Give only a count of the lines that include the string "области".

(Data section):
_ _ _ _ _
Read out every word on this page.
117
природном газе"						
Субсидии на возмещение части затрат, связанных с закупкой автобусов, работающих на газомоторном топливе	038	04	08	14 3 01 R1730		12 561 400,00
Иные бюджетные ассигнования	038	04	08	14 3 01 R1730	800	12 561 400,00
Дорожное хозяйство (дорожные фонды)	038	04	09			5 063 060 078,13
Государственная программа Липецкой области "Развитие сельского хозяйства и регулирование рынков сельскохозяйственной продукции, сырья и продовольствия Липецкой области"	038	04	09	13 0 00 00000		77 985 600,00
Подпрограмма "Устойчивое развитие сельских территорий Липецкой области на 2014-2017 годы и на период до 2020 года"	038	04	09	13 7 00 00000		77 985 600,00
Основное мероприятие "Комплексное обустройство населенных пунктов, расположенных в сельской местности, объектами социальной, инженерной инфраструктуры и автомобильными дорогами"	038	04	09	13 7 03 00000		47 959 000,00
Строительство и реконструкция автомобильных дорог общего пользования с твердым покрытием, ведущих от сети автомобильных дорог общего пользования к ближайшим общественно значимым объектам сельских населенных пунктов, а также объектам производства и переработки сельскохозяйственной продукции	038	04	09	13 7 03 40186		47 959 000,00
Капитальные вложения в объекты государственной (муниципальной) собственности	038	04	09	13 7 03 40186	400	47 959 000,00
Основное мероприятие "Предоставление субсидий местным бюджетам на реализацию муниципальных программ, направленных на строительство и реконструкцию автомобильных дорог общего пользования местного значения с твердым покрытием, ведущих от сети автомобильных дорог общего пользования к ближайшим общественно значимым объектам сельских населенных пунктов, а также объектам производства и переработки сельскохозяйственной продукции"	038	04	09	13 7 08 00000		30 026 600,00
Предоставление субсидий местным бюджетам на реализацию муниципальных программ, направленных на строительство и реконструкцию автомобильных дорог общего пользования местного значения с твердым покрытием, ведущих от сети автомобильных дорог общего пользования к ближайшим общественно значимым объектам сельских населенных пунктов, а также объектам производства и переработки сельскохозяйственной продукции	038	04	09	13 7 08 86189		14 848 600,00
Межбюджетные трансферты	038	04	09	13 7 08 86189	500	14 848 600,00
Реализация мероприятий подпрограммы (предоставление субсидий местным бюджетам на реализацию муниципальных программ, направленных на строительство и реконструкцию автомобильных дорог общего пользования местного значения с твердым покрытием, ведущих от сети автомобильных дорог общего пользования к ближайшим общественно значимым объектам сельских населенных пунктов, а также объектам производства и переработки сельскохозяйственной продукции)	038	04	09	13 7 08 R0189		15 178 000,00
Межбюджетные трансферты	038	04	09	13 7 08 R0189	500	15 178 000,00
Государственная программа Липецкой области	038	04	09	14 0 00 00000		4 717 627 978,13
_ _ _ _ _
(Solution): 3